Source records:

• • • • • • •

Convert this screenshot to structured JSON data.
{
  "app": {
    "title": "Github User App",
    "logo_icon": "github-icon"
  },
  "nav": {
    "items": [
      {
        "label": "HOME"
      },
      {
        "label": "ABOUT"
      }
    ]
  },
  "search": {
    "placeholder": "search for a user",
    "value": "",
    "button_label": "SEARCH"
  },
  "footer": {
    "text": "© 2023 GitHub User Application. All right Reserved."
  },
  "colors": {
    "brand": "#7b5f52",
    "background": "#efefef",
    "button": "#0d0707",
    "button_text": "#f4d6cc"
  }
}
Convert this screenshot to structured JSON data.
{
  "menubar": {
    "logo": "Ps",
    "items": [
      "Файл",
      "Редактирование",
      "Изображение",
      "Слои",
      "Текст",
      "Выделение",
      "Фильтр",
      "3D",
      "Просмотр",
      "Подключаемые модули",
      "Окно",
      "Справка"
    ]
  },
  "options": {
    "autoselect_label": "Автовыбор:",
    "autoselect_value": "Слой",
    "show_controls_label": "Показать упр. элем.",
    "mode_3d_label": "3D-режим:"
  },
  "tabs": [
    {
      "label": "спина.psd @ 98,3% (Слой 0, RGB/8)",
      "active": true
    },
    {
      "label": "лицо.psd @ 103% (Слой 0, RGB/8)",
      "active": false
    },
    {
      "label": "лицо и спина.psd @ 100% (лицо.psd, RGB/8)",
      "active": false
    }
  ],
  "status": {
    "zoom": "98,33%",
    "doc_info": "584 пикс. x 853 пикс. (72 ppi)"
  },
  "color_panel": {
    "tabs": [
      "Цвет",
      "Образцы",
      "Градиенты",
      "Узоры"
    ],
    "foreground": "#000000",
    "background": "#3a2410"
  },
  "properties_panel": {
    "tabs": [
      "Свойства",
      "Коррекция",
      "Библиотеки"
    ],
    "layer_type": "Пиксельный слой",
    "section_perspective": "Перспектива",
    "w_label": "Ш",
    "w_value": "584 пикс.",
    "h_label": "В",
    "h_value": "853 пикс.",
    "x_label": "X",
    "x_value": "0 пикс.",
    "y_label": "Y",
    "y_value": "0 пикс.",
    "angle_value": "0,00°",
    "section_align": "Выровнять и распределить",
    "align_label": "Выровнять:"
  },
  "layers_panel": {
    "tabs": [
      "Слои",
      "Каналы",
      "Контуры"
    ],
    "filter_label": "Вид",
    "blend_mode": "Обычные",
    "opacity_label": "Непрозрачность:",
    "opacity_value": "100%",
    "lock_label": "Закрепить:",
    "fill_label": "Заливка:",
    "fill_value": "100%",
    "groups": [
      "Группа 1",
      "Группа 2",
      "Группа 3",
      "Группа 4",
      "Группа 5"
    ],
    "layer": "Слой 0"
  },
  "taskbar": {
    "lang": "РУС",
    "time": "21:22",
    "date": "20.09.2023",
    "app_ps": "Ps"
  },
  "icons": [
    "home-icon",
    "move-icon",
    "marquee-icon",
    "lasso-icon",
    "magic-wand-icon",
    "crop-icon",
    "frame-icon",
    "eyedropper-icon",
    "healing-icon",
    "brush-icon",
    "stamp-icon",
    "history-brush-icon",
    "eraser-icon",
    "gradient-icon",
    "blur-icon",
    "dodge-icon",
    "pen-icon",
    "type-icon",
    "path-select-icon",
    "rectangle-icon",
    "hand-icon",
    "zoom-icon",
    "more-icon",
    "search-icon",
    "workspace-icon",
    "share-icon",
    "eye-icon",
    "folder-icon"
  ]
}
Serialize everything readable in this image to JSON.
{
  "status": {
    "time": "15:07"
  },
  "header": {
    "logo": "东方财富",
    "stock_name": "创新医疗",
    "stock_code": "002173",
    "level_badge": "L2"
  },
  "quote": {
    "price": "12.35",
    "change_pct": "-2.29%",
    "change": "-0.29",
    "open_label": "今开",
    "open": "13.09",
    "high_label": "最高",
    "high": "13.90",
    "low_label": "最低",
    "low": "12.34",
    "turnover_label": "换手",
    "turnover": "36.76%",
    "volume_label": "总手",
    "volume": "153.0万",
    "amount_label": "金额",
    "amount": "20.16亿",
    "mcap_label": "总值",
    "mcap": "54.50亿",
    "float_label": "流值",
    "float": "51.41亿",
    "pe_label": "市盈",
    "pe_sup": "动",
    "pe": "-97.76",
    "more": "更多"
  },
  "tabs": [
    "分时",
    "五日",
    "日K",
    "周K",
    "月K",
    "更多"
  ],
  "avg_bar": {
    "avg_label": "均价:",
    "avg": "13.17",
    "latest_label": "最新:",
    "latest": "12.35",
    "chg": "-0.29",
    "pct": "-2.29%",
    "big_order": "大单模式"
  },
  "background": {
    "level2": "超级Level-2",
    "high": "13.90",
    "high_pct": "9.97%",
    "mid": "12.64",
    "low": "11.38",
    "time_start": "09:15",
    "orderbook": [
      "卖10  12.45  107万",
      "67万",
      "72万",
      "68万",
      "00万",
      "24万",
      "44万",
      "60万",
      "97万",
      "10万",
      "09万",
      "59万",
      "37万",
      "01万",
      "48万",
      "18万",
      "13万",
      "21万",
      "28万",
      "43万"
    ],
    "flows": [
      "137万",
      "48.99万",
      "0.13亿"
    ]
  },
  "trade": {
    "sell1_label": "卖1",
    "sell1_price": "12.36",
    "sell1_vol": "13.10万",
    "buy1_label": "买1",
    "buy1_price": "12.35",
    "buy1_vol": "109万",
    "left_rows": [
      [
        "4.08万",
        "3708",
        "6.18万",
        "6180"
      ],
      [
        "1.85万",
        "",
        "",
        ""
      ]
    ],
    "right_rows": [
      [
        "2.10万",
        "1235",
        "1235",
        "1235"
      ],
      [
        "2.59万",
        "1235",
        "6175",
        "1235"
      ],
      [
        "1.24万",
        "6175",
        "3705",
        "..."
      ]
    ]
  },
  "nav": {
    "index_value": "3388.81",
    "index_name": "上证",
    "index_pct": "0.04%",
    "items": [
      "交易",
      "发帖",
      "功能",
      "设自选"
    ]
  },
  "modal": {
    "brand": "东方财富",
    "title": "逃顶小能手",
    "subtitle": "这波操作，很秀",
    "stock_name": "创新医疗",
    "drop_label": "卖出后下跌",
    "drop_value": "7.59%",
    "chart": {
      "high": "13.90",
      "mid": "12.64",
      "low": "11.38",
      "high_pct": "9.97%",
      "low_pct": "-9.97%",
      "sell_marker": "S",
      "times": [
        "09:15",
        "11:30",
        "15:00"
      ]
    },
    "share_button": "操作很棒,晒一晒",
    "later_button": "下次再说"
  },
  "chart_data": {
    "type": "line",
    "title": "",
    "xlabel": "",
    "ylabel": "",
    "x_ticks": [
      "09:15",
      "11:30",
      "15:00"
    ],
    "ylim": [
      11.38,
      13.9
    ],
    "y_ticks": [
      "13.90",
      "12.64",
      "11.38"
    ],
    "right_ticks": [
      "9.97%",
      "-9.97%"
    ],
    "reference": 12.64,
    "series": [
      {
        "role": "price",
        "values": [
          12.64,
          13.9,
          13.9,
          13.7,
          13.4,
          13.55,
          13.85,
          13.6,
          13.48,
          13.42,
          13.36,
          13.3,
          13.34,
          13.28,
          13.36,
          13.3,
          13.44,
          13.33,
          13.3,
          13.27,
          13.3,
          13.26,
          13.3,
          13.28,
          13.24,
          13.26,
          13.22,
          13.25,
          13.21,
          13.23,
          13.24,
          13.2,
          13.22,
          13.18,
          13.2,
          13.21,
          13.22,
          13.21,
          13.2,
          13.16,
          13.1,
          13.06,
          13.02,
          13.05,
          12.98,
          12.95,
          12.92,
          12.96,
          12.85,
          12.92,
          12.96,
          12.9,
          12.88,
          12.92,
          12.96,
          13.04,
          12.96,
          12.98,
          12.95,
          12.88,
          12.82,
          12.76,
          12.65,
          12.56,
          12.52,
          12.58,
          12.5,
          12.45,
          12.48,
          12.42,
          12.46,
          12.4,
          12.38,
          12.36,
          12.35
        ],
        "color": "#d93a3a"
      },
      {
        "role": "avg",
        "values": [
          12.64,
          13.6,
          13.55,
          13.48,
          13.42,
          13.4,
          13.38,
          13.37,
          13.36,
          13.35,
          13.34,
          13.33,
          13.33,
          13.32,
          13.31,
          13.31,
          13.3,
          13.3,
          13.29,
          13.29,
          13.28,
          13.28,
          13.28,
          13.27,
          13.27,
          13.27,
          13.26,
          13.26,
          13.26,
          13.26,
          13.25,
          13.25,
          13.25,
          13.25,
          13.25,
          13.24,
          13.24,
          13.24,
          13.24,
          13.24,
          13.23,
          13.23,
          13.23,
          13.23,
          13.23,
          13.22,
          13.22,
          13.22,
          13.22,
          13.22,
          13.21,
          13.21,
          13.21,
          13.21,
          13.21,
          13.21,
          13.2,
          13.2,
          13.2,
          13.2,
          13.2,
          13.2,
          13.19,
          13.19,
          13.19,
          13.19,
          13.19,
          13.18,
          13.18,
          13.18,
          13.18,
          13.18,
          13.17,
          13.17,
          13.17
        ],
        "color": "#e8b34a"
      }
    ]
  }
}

• • • • • • •

▶ Instruction
Looking at the entries above, state how many lines contain "Выровнять"; give the number alone.

▶ Worked solution
2